Using the information
**1)** In the text about the Froemming Brothers shipyard, rewrite the part from "Froemming Brothers of" up to and including "neighborhood at .", swapping "Kinnickinnic River" for "Menomonee River".
**2)** According to the text about the Froemming Brothers shipyard, how many ships did the yard build before it closed?
**3)** Put this sentence from the text about the Froemming Brothers shipyard into Spanish: "The shipyard had 2,400 workers in three shifts."
[Text for analysis]
Froemming Brothers of Milwaukee, Wisconsin was a shipyard that built ships for World War II under the emergency shipbuilding program, War Shipping Administration and United States Navy. Froemming Brothers shipyard was opened in 1942 by Ben Froemming (1902-1945). Froemming Brothers closed after the war in 1945, after building 26 ships. The shipyard was located on the north side of the Kinnickinnic River. The shipyard had 2,400 workers in three shifts. In 1945 it was sold to Wagner Iron Works and later sold to the Milwaukee Marine Yacht. The site today is Horny Goat Marina, Blue Max Charters and Clete Long Enterprises. The shipyard was in Bay View, Milwaukee neighborhood at .
[/Text for analysis]
[Material supplied]
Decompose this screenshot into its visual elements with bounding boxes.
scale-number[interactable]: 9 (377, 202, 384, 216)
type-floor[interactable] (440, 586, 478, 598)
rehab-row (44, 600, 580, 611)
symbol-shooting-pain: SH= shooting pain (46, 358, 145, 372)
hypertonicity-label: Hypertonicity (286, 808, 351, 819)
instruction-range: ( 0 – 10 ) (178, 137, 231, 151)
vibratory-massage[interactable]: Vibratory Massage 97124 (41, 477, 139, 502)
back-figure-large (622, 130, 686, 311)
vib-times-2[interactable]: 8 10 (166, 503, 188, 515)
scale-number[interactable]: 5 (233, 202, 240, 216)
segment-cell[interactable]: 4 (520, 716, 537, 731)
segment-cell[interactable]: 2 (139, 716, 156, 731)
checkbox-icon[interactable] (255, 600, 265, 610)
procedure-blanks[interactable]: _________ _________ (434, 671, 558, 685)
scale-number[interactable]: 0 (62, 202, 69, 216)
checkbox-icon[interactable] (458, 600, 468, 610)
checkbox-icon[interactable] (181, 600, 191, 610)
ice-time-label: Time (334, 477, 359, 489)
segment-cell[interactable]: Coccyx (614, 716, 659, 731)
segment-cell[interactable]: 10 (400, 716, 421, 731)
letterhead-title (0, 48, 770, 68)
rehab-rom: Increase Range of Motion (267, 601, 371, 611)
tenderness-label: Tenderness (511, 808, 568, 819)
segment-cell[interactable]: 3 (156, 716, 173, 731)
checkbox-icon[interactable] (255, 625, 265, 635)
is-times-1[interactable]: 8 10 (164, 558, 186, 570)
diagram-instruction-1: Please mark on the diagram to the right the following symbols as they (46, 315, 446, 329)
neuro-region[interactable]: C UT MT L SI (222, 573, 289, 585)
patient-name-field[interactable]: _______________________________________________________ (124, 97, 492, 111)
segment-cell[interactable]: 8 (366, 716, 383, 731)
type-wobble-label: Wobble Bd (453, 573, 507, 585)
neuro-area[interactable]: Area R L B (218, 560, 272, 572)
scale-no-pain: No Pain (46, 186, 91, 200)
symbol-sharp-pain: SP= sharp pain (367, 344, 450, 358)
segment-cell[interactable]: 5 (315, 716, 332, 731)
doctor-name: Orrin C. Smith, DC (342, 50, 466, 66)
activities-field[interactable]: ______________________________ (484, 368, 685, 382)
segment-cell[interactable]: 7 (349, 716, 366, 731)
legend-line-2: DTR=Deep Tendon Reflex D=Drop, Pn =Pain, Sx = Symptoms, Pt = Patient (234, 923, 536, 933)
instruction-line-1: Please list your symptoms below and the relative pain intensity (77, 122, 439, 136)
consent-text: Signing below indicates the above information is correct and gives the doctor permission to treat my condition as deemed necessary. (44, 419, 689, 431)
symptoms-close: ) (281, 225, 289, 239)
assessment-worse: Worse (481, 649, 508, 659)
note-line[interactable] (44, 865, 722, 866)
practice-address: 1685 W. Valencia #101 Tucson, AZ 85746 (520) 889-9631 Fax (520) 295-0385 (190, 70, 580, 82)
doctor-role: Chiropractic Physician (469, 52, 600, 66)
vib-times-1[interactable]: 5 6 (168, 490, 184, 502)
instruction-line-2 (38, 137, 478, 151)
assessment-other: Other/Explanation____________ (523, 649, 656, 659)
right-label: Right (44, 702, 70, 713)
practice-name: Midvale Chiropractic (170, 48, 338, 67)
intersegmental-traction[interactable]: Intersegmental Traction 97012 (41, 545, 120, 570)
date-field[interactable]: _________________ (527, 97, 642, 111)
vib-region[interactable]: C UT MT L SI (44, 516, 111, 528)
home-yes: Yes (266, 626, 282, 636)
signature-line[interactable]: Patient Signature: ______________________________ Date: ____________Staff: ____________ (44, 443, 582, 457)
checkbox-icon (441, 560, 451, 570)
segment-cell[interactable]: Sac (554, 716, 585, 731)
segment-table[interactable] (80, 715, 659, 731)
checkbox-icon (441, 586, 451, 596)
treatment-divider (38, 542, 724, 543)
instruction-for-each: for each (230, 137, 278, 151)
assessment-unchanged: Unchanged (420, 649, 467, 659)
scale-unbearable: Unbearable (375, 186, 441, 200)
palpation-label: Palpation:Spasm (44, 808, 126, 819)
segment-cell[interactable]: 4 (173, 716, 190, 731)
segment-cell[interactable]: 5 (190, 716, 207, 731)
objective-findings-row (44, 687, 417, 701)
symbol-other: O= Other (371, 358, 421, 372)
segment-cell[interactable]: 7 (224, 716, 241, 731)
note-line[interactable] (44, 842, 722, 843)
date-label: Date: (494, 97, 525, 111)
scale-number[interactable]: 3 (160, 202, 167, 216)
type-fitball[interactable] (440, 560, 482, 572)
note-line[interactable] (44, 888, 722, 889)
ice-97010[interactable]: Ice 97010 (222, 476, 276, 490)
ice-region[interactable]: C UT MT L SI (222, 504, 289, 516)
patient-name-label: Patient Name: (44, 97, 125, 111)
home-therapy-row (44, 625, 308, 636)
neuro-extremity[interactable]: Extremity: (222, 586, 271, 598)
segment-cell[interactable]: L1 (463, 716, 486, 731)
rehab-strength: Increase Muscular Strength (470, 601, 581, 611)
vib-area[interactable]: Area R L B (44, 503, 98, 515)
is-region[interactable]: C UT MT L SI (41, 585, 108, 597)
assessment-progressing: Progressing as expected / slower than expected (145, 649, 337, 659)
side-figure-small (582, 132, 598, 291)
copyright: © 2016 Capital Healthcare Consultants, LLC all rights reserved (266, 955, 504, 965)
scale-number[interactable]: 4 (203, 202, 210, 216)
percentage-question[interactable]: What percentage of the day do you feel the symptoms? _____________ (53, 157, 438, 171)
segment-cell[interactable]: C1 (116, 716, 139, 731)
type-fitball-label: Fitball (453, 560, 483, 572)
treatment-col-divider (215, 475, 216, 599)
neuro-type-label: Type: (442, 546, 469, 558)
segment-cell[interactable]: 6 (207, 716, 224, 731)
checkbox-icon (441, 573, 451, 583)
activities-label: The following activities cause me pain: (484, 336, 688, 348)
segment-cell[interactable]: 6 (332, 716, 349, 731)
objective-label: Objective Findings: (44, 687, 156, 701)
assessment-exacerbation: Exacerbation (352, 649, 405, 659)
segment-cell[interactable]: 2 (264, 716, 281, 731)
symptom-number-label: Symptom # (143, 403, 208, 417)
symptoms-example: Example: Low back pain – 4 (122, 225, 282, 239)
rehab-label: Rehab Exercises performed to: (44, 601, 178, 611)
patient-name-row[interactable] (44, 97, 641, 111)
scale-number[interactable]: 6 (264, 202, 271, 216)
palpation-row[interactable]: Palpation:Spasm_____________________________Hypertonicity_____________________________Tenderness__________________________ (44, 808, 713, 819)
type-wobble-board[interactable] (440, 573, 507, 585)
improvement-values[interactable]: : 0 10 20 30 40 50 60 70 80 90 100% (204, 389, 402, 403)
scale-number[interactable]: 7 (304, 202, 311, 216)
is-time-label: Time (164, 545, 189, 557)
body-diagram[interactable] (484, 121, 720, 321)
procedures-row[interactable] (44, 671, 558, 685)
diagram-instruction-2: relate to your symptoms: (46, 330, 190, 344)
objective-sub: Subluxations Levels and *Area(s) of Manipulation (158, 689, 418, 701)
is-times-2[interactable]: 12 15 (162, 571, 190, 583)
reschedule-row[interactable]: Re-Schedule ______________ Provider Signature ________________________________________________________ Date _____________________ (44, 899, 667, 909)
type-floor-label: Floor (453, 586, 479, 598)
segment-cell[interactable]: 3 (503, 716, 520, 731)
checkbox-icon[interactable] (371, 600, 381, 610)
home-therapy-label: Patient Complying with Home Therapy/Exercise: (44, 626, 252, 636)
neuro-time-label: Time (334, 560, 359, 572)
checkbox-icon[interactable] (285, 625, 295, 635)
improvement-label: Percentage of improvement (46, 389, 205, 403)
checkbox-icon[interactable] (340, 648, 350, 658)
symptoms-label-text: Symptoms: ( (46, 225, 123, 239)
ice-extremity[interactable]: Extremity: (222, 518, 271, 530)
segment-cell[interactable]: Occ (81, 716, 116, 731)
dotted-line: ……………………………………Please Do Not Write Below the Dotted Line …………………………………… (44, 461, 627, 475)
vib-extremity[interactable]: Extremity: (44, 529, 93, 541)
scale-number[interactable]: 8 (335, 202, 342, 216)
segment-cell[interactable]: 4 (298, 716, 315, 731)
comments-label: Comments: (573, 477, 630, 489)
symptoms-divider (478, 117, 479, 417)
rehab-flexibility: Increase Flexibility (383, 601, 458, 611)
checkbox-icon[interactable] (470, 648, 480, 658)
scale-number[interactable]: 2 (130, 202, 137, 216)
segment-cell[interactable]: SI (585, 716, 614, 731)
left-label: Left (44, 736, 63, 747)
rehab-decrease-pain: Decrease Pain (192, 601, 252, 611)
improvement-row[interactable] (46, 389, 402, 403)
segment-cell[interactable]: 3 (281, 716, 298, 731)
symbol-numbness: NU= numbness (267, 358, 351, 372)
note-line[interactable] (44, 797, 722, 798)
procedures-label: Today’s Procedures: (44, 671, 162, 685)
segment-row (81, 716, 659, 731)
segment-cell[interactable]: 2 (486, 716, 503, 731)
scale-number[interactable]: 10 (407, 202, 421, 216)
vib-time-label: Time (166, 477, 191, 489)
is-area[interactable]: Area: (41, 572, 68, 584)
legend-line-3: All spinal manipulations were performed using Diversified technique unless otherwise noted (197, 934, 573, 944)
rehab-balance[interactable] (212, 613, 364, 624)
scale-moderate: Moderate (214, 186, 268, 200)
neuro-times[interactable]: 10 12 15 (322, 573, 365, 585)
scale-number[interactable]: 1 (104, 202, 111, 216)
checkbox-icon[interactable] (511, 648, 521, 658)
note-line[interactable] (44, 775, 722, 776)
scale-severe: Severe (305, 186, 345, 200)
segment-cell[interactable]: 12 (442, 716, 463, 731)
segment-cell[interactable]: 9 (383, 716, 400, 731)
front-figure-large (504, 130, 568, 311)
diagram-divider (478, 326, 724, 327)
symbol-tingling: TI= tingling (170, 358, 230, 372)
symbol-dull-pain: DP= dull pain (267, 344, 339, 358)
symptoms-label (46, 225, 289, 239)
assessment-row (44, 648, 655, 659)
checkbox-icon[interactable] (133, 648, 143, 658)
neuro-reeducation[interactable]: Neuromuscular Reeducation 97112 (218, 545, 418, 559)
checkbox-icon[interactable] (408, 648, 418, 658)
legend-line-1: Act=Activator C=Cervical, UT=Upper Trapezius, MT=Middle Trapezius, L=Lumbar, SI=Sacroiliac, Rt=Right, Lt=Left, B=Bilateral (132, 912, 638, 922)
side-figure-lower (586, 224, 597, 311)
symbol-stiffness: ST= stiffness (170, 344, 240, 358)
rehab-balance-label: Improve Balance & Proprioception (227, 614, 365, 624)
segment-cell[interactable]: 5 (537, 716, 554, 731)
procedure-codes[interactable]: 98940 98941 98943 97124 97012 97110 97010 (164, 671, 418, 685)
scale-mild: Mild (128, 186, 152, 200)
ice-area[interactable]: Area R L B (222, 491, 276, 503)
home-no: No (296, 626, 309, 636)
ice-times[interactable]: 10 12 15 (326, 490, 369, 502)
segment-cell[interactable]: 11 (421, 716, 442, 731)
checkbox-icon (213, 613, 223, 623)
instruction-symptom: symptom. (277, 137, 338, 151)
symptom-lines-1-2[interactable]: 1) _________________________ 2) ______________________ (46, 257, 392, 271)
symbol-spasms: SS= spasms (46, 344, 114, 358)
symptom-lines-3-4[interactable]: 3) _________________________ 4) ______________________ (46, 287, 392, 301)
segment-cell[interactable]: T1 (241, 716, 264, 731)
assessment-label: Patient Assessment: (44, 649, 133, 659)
[/Material supplied]
Responses by task
**1)**
Froemming Brothers of Milwaukee, Wisconsin was a shipyard that built ships for World War II under the emergency shipbuilding program, War Shipping Administration and United States Navy. Froemming Brothers shipyard was opened in 1942 by Ben Froemming (1902-1945). Froemming Brothers closed after the war in 1945, after building 26 ships. The shipyard was located on the north side of the Menomonee River. The shipyard had 2,400 workers in three shifts. In 1945 it was sold to Wagner Iron Works and later sold to the Milwaukee Marine Yacht. The site today is Horny Goat Marina, Blue Max Charters and Clete Long Enterprises. The shipyard was in Bay View, Milwaukee neighborhood at .

**2)** 26 ships.

**3)** El astillero tenía 2.400 trabajadores en tres turnos.